◆ Exercise instructions ◆
Output all lines exactly, with nothing added or dropped.

◆ Data entries ◆
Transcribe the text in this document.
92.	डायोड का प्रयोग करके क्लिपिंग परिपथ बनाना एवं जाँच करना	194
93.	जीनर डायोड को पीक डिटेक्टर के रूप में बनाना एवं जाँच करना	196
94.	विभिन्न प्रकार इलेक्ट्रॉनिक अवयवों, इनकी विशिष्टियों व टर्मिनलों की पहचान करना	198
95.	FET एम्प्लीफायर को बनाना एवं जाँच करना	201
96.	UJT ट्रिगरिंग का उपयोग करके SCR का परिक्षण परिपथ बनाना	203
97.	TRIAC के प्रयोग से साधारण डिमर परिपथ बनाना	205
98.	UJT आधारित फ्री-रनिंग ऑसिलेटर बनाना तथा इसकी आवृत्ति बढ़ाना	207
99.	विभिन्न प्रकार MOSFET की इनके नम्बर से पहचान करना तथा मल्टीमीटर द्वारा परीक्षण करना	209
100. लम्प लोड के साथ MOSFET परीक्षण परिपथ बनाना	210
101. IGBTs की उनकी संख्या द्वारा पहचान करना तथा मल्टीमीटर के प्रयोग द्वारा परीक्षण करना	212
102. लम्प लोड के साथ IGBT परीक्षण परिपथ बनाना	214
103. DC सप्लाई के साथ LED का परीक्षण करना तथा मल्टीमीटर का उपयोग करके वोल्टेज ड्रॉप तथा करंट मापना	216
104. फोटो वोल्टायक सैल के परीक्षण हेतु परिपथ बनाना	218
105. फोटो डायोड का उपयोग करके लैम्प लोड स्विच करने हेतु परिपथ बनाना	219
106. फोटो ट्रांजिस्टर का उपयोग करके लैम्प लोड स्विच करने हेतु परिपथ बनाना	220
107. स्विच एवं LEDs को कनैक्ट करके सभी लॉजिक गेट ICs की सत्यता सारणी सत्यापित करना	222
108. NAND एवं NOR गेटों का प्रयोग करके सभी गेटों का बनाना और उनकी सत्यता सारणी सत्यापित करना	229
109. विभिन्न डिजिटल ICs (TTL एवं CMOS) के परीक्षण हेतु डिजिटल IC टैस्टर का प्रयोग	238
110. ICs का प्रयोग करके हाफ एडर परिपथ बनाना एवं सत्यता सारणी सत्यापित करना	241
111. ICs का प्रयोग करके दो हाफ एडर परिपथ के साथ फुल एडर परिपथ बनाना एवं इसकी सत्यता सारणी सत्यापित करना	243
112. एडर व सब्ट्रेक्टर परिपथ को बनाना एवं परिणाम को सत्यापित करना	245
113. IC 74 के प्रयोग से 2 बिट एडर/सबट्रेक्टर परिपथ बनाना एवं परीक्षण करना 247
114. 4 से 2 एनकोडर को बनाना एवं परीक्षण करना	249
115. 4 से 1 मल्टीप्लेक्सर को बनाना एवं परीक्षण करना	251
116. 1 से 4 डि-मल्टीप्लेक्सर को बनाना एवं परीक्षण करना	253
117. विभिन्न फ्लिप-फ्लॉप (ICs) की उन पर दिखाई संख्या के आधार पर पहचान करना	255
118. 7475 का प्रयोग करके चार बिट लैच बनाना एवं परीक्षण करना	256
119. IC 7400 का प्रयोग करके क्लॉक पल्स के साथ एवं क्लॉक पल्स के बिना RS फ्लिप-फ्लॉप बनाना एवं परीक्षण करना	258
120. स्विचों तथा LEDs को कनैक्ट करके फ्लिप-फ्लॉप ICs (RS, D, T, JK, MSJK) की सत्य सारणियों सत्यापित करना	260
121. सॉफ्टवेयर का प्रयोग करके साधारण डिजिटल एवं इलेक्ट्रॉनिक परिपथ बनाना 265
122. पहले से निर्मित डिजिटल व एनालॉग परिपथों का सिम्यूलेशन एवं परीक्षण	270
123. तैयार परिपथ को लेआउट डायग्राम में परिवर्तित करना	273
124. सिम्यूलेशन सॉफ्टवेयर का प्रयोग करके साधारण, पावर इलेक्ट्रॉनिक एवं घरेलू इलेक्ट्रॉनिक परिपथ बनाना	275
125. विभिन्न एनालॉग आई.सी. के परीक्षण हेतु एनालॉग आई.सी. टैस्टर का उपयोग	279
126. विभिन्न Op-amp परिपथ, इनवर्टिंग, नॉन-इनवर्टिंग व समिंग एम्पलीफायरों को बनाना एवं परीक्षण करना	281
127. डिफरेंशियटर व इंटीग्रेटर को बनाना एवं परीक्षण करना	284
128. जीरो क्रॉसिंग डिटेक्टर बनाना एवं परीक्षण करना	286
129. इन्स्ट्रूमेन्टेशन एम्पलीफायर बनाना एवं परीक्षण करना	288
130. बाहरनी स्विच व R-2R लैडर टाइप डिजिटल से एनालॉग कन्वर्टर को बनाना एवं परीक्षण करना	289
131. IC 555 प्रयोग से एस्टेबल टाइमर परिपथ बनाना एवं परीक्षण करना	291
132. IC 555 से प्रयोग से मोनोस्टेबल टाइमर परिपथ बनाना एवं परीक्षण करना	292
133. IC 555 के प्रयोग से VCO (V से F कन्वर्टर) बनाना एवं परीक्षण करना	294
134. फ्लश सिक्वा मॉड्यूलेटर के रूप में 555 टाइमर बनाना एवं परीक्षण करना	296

◆ Written answer ◆
Transcribe the text in this document.
92.	डायोड का प्रयोग करके क्लिपिंग परिपथ बनाना एवं जाँच करना	194
93.	जीनर डायोड को पीक डिटेक्टर के रूप में बनाना एवं जाँच करना	196
94.	विभिन्न प्रकार इलेक्ट्रॉनिक अवयवों, इनकी विशिष्टियों व टर्मिनलों की पहचान करना	198
95.	FET एम्प्लीफायर को बनाना एवं जाँच करना	201
96.	UJT ट्रिगरिंग का उपयोग करके SCR का परिक्षण परिपथ बनाना	203
97.	TRIAC के प्रयोग से साधारण डिमर परिपथ बनाना	205
98.	UJT आधारित फ्री-रनिंग ऑसिलेटर बनाना तथा इसकी आवृत्ति बढ़ाना	207
99.	विभिन्न प्रकार MOSFET की इनके नम्बर से पहचान करना तथा मल्टीमीटर द्वारा परीक्षण करना	209
100. लम्प लोड के साथ MOSFET परीक्षण परिपथ बनाना	210
101. IGBTs की उनकी संख्या द्वारा पहचान करना तथा मल्टीमीटर के प्रयोग द्वारा परीक्षण करना	212
102. लम्प लोड के साथ IGBT परीक्षण परिपथ बनाना	214
103. DC सप्लाई के साथ LED का परीक्षण करना तथा मल्टीमीटर का उपयोग करके वोल्टेज ड्रॉप तथा करंट मापना	216
104. फोटो वोल्टायक सैल के परीक्षण हेतु परिपथ बनाना	218
105. फोटो डायोड का उपयोग करके लैम्प लोड स्विच करने हेतु परिपथ बनाना	219
106. फोटो ट्रांजिस्टर का उपयोग करके लैम्प लोड स्विच करने हेतु परिपथ बनाना	220
107. स्विच एवं LEDs को कनैक्ट करके सभी लॉजिक गेट ICs की सत्यता सारणी सत्यापित करना	222
108. NAND एवं NOR गेटों का प्रयोग करके सभी गेटों का बनाना और उनकी सत्यता सारणी सत्यापित करना	229
109. विभिन्न डिजिटल ICs (TTL एवं CMOS) के परीक्षण हेतु डिजिटल IC टैस्टर का प्रयोग	238
110. ICs का प्रयोग करके हाफ एडर परिपथ बनाना एवं सत्यता सारणी सत्यापित करना	241
111. ICs का प्रयोग करके दो हाफ एडर परिपथ के साथ फुल एडर परिपथ बनाना एवं इसकी सत्यता सारणी सत्यापित करना	243
112. एडर व सब्ट्रेक्टर परिपथ को बनाना एवं परिणाम को सत्यापित करना	245
113. IC 74 के प्रयोग से 2 बिट एडर/सबट्रेक्टर परिपथ बनाना एवं परीक्षण करना 247
114. 4 से 2 एनकोडर को बनाना एवं परीक्षण करना	249
115. 4 से 1 मल्टीप्लेक्सर को बनाना एवं परीक्षण करना	251
116. 1 से 4 डि-मल्टीप्लेक्सर को बनाना एवं परीक्षण करना	253
117. विभिन्न फ्लिप-फ्लॉप (ICs) की उन पर दिखाई संख्या के आधार पर पहचान करना	255
118. 7475 का प्रयोग करके चार बिट लैच बनाना एवं परीक्षण करना	256
119. IC 7400 का प्रयोग करके क्लॉक पल्स के साथ एवं क्लॉक पल्स के बिना RS फ्लिप-फ्लॉप बनाना एवं परीक्षण करना	258
120. स्विचों तथा LEDs को कनैक्ट करके फ्लिप-फ्लॉप ICs (RS, D, T, JK, MSJK) की सत्य सारणियों सत्यापित करना	260
121. सॉफ्टवेयर का प्रयोग करके साधारण डिजिटल एवं इलेक्ट्रॉनिक परिपथ बनाना 265
122. पहले से निर्मित डिजिटल व एनालॉग परिपथों का सिम्यूलेशन एवं परीक्षण	270
123. तैयार परिपथ को लेआउट डायग्राम में परिवर्तित करना	273
124. सिम्यूलेशन सॉफ्टवेयर का प्रयोग करके साधारण, पावर इलेक्ट्रॉनिक एवं घरेलू इलेक्ट्रॉनिक परिपथ बनाना	275
125. विभिन्न एनालॉग आई.सी. के परीक्षण हेतु एनालॉग आई.सी. टैस्टर का उपयोग	279
126. विभिन्न Op-amp परिपथ, इनवर्टिंग, नॉन-इनवर्टिंग व समिंग एम्पलीफायरों को बनाना एवं परीक्षण करना	281
127. डिफरेंशियटर व इंटीग्रेटर को बनाना एवं परीक्षण करना	284
128. जीरो क्रॉसिंग डिटेक्टर बनाना एवं परीक्षण करना	286
129. इन्स्ट्रूमेन्टेशन एम्पलीफायर बनाना एवं परीक्षण करना	288
130. बाहरनी स्विच व R-2R लैडर टाइप डिजिटल से एनालॉग कन्वर्टर को बनाना एवं परीक्षण करना	289
131. IC 555 प्रयोग से एस्टेबल टाइमर परिपथ बनाना एवं परीक्षण करना	291
132. IC 555 से प्रयोग से मोनोस्टेबल टाइमर परिपथ बनाना एवं परीक्षण करना	292
133. IC 555 के प्रयोग से VCO (V से F कन्वर्टर) बनाना एवं परीक्षण करना	294
134. फ्लश सिक्वा मॉड्यूलेटर के रूप में 555 टाइमर बनाना एवं परीक्षण करना	296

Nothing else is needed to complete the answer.